_DATA IN THIS EXERCISE_
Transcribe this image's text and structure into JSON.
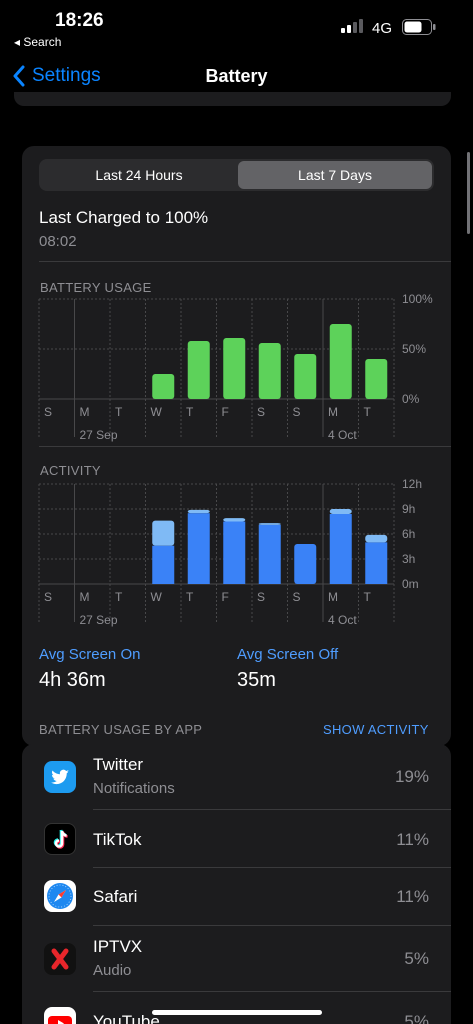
{
  "status": {
    "time": "18:26",
    "back_app": "◂ Search",
    "network": "4G"
  },
  "nav": {
    "back_label": "Settings",
    "title": "Battery"
  },
  "segmented": {
    "options": [
      "Last 24 Hours",
      "Last 7 Days"
    ],
    "selected": "Last 7 Days"
  },
  "last_charged": {
    "title": "Last Charged to 100%",
    "time": "08:02"
  },
  "chart_data": [
    {
      "type": "bar",
      "title": "BATTERY USAGE",
      "categories": [
        "S",
        "M",
        "T",
        "W",
        "T",
        "F",
        "S",
        "S",
        "M",
        "T"
      ],
      "date_labels": [
        "27 Sep",
        "4 Oct"
      ],
      "y_ticks": [
        "100%",
        "50%",
        "0%"
      ],
      "ylim": [
        0,
        100
      ],
      "color": "#5dd25a",
      "series": [
        {
          "values": [
            0,
            0,
            0,
            25,
            58,
            61,
            56,
            45,
            75,
            40
          ]
        }
      ]
    },
    {
      "type": "bar",
      "title": "ACTIVITY",
      "categories": [
        "S",
        "M",
        "T",
        "W",
        "T",
        "F",
        "S",
        "S",
        "M",
        "T"
      ],
      "date_labels": [
        "27 Sep",
        "4 Oct"
      ],
      "y_ticks": [
        "12h",
        "9h",
        "6h",
        "3h",
        "0m"
      ],
      "ylim": [
        0,
        12
      ],
      "stacked": true,
      "colors": {
        "screen_on": "#3a82f7",
        "screen_off": "#7fbaf5"
      },
      "series": [
        {
          "key": "screen_on",
          "values": [
            0,
            0,
            0,
            4.6,
            8.5,
            7.5,
            7.1,
            4.8,
            8.4,
            5.0
          ]
        },
        {
          "key": "screen_off",
          "values": [
            0,
            0,
            0,
            3.0,
            0.4,
            0.4,
            0.2,
            0,
            0.6,
            0.9
          ]
        }
      ]
    }
  ],
  "stats": {
    "screen_on_label": "Avg Screen On",
    "screen_on_value": "4h 36m",
    "screen_off_label": "Avg Screen Off",
    "screen_off_value": "35m"
  },
  "apps_section": {
    "label": "BATTERY USAGE BY APP",
    "action": "SHOW ACTIVITY"
  },
  "apps": [
    {
      "name": "Twitter",
      "sub": "Notifications",
      "pct": "19%",
      "icon": "twitter-icon"
    },
    {
      "name": "TikTok",
      "sub": "",
      "pct": "11%",
      "icon": "tiktok-icon"
    },
    {
      "name": "Safari",
      "sub": "",
      "pct": "11%",
      "icon": "safari-icon"
    },
    {
      "name": "IPTVX",
      "sub": "Audio",
      "pct": "5%",
      "icon": "iptvx-icon"
    },
    {
      "name": "YouTube",
      "sub": "",
      "pct": "5%",
      "icon": "youtube-icon"
    }
  ]
}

_WORK INSTRUCTIONS_
Your task is to retype all the entries exactly and leave out any pictures.

_EXPECTED OUTPUT_
Transcribe this image's text and structure into JSON.
{
  "status": {
    "time": "18:26",
    "back_app": "◂ Search",
    "network": "4G"
  },
  "nav": {
    "back_label": "Settings",
    "title": "Battery"
  },
  "segmented": {
    "options": [
      "Last 24 Hours",
      "Last 7 Days"
    ],
    "selected": "Last 7 Days"
  },
  "last_charged": {
    "title": "Last Charged to 100%",
    "time": "08:02"
  },
  "chart_data": [
    {
      "type": "bar",
      "title": "BATTERY USAGE",
      "categories": [
        "S",
        "M",
        "T",
        "W",
        "T",
        "F",
        "S",
        "S",
        "M",
        "T"
      ],
      "date_labels": [
        "27 Sep",
        "4 Oct"
      ],
      "y_ticks": [
        "100%",
        "50%",
        "0%"
      ],
      "ylim": [
        0,
        100
      ],
      "color": "#5dd25a",
      "series": [
        {
          "values": [
            0,
            0,
            0,
            25,
            58,
            61,
            56,
            45,
            75,
            40
          ]
        }
      ]
    },
    {
      "type": "bar",
      "title": "ACTIVITY",
      "categories": [
        "S",
        "M",
        "T",
        "W",
        "T",
        "F",
        "S",
        "S",
        "M",
        "T"
      ],
      "date_labels": [
        "27 Sep",
        "4 Oct"
      ],
      "y_ticks": [
        "12h",
        "9h",
        "6h",
        "3h",
        "0m"
      ],
      "ylim": [
        0,
        12
      ],
      "stacked": true,
      "colors": {
        "screen_on": "#3a82f7",
        "screen_off": "#7fbaf5"
      },
      "series": [
        {
          "key": "screen_on",
          "values": [
            0,
            0,
            0,
            4.6,
            8.5,
            7.5,
            7.1,
            4.8,
            8.4,
            5.0
          ]
        },
        {
          "key": "screen_off",
          "values": [
            0,
            0,
            0,
            3.0,
            0.4,
            0.4,
            0.2,
            0,
            0.6,
            0.9
          ]
        }
      ]
    }
  ],
  "stats": {
    "screen_on_label": "Avg Screen On",
    "screen_on_value": "4h 36m",
    "screen_off_label": "Avg Screen Off",
    "screen_off_value": "35m"
  },
  "apps_section": {
    "label": "BATTERY USAGE BY APP",
    "action": "SHOW ACTIVITY"
  },
  "apps": [
    {
      "name": "Twitter",
      "sub": "Notifications",
      "pct": "19%",
      "icon": "twitter-icon"
    },
    {
      "name": "TikTok",
      "sub": "",
      "pct": "11%",
      "icon": "tiktok-icon"
    },
    {
      "name": "Safari",
      "sub": "",
      "pct": "11%",
      "icon": "safari-icon"
    },
    {
      "name": "IPTVX",
      "sub": "Audio",
      "pct": "5%",
      "icon": "iptvx-icon"
    },
    {
      "name": "YouTube",
      "sub": "",
      "pct": "5%",
      "icon": "youtube-icon"
    }
  ]
}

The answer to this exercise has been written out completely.